| EXTRACTED INFORMATION |
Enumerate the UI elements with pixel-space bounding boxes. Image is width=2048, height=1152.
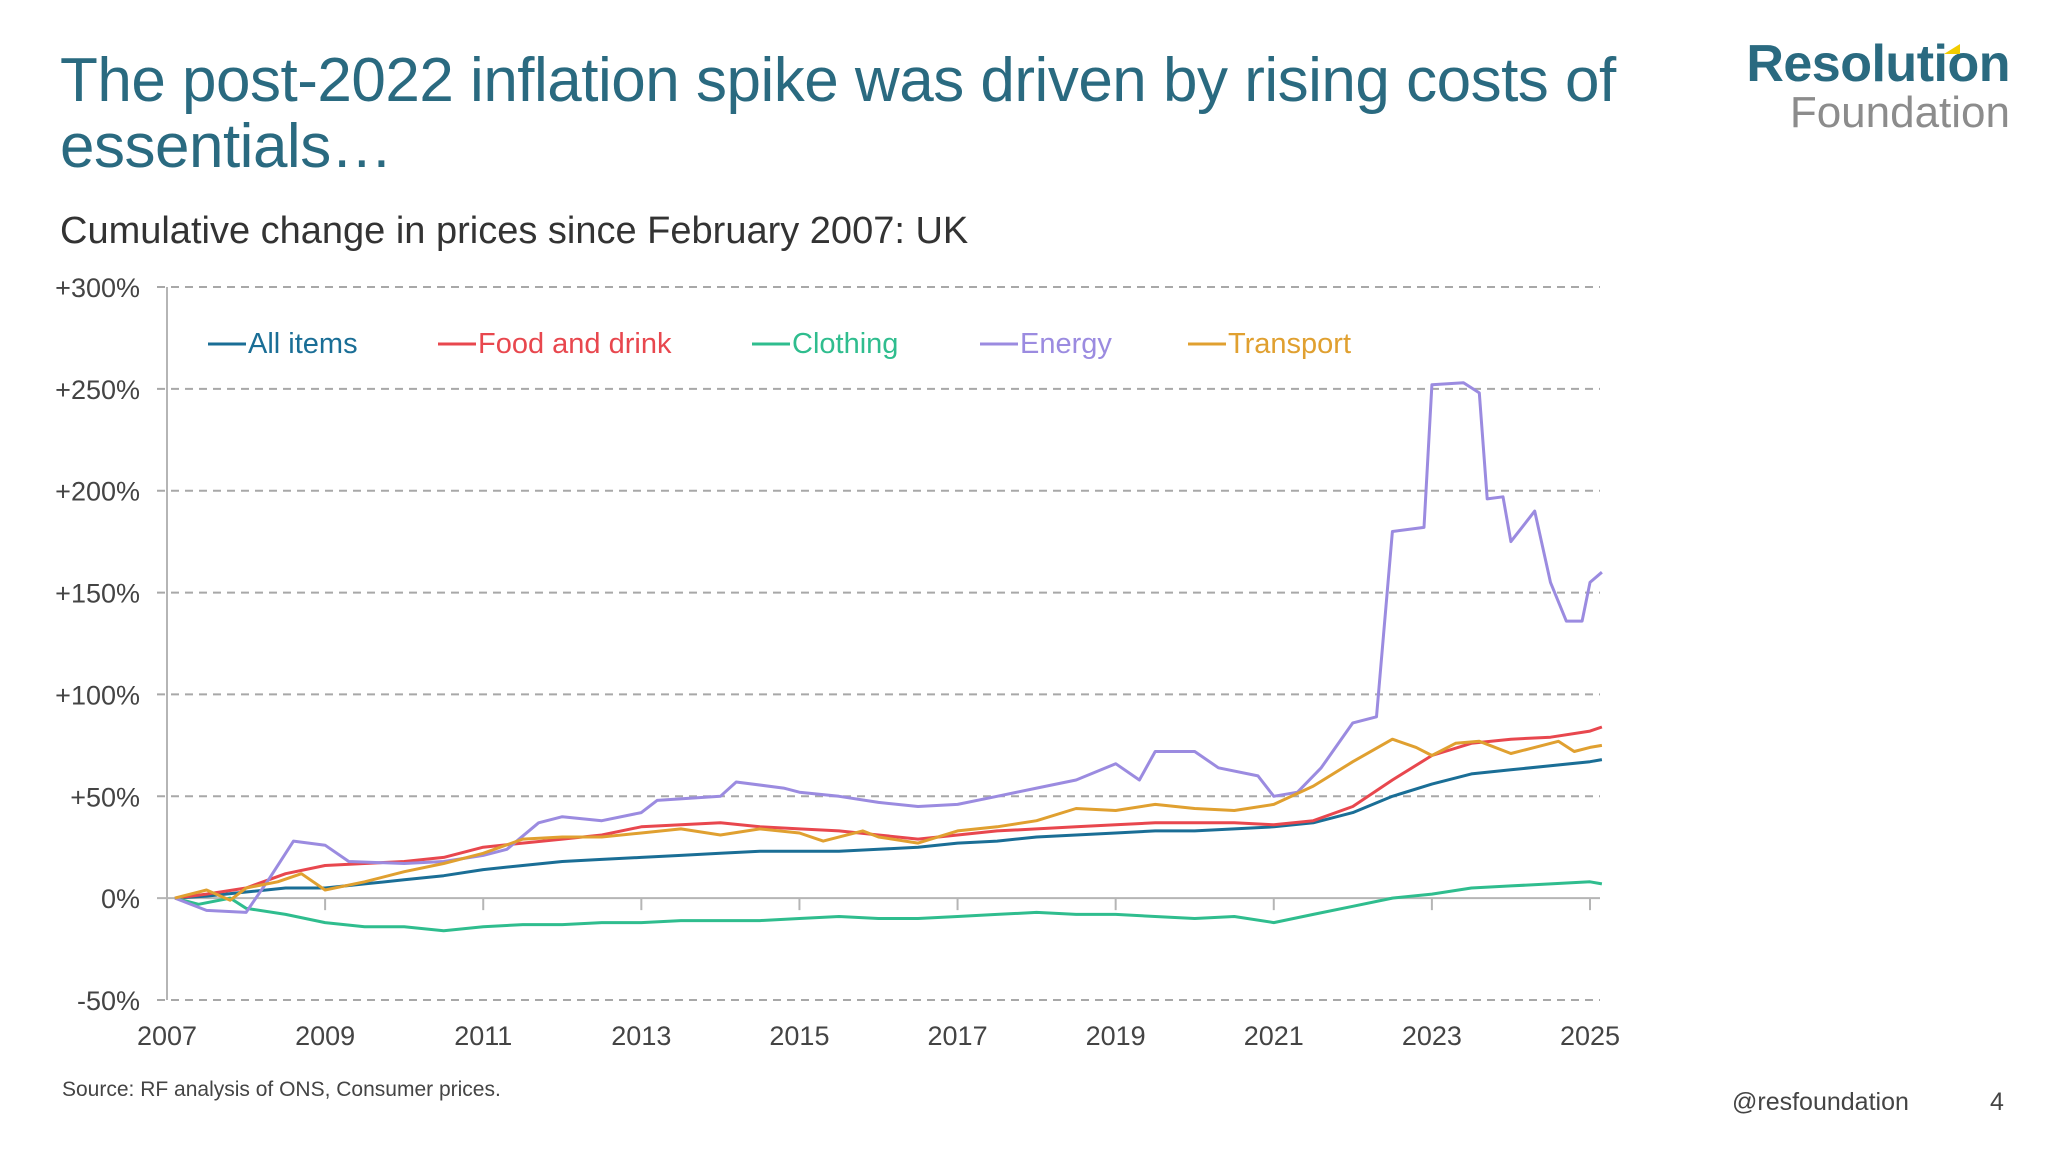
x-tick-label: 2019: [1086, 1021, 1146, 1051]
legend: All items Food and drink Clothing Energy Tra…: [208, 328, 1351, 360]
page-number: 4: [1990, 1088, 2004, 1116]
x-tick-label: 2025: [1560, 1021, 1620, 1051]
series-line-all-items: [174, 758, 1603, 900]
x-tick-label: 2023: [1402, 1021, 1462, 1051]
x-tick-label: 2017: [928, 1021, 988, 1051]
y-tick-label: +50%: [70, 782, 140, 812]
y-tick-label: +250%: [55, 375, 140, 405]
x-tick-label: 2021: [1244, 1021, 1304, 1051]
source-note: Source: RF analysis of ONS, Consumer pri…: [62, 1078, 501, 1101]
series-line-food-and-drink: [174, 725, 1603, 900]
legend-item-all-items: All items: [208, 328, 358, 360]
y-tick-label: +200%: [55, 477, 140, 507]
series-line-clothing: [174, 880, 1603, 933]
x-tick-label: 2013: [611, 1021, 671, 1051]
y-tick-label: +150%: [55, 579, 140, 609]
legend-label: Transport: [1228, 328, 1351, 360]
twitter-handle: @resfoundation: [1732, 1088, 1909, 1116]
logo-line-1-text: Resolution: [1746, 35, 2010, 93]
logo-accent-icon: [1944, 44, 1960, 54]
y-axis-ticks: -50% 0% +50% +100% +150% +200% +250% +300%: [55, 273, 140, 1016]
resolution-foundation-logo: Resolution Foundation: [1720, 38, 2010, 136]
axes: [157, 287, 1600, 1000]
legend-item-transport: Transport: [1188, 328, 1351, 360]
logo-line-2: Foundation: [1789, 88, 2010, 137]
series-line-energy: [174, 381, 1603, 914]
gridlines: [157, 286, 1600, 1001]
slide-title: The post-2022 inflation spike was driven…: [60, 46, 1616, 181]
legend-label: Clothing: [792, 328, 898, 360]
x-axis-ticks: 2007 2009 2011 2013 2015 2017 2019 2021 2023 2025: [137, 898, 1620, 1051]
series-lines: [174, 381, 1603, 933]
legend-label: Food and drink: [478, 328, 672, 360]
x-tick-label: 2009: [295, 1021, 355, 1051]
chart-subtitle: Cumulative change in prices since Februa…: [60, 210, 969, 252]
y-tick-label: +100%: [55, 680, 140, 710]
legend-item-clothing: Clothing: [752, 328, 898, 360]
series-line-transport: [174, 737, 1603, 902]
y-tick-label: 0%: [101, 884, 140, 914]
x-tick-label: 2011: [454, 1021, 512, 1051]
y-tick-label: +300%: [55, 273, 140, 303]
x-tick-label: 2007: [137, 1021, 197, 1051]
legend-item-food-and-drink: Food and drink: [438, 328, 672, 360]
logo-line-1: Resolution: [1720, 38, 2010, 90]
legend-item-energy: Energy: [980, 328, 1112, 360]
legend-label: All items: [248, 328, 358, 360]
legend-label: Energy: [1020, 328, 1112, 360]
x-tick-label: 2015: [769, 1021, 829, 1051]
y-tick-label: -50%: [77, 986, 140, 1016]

| WORK TO COMPLETE |
Rewrite all the entries with "Food and drink" swapped for "Food and beverages" everywhere it appears, keeping everything else the same and leaving out the pictures.

| THE COMPLETED TASK |
Enumerate the UI elements with pixel-space bounding boxes. Image is width=2048, height=1152.
x-tick-label: 2019: [1086, 1021, 1146, 1051]
legend: All items Food and beverages Clothing Energy Tra…: [208, 328, 1351, 360]
page-number: 4: [1990, 1088, 2004, 1116]
x-tick-label: 2025: [1560, 1021, 1620, 1051]
series-line-all-items: [174, 758, 1603, 900]
x-tick-label: 2023: [1402, 1021, 1462, 1051]
x-tick-label: 2017: [928, 1021, 988, 1051]
y-tick-label: +50%: [70, 782, 140, 812]
y-tick-label: +250%: [55, 375, 140, 405]
x-tick-label: 2021: [1244, 1021, 1304, 1051]
source-note: Source: RF analysis of ONS, Consumer pri…: [62, 1078, 501, 1101]
series-line-food-and-drink: [174, 725, 1603, 900]
legend-item-all-items: All items: [208, 328, 358, 360]
y-tick-label: +200%: [55, 477, 140, 507]
series-line-clothing: [174, 880, 1603, 933]
x-tick-label: 2013: [611, 1021, 671, 1051]
y-tick-label: +150%: [55, 579, 140, 609]
legend-label: Transport: [1228, 328, 1351, 360]
twitter-handle: @resfoundation: [1732, 1088, 1909, 1116]
logo-line-1-text: Resolution: [1746, 35, 2010, 93]
logo-accent-icon: [1944, 44, 1960, 54]
y-axis-ticks: -50% 0% +50% +100% +150% +200% +250% +300%: [55, 273, 140, 1016]
resolution-foundation-logo: Resolution Foundation: [1720, 38, 2010, 136]
axes: [157, 287, 1600, 1000]
legend-item-transport: Transport: [1188, 328, 1351, 360]
logo-line-2: Foundation: [1789, 88, 2010, 137]
series-line-energy: [174, 381, 1603, 914]
gridlines: [157, 286, 1600, 1001]
slide-title: The post-2022 inflation spike was driven…: [60, 46, 1616, 181]
legend-label: Clothing: [792, 328, 898, 360]
x-axis-ticks: 2007 2009 2011 2013 2015 2017 2019 2021 2023 2025: [137, 898, 1620, 1051]
series-lines: [174, 381, 1603, 933]
legend-label: Food and beverages: [478, 328, 672, 360]
x-tick-label: 2009: [295, 1021, 355, 1051]
chart-subtitle: Cumulative change in prices since Februa…: [60, 210, 969, 252]
y-tick-label: +100%: [55, 680, 140, 710]
legend-item-clothing: Clothing: [752, 328, 898, 360]
series-line-transport: [174, 737, 1603, 902]
y-tick-label: 0%: [101, 884, 140, 914]
x-tick-label: 2011: [454, 1021, 512, 1051]
y-tick-label: +300%: [55, 273, 140, 303]
x-tick-label: 2007: [137, 1021, 197, 1051]
legend-item-food-and-drink: Food and beverages: [438, 328, 672, 360]
logo-line-1: Resolution: [1720, 38, 2010, 90]
legend-item-energy: Energy: [980, 328, 1112, 360]
legend-label: All items: [248, 328, 358, 360]
legend-label: Energy: [1020, 328, 1112, 360]
x-tick-label: 2015: [769, 1021, 829, 1051]
y-tick-label: -50%: [77, 986, 140, 1016]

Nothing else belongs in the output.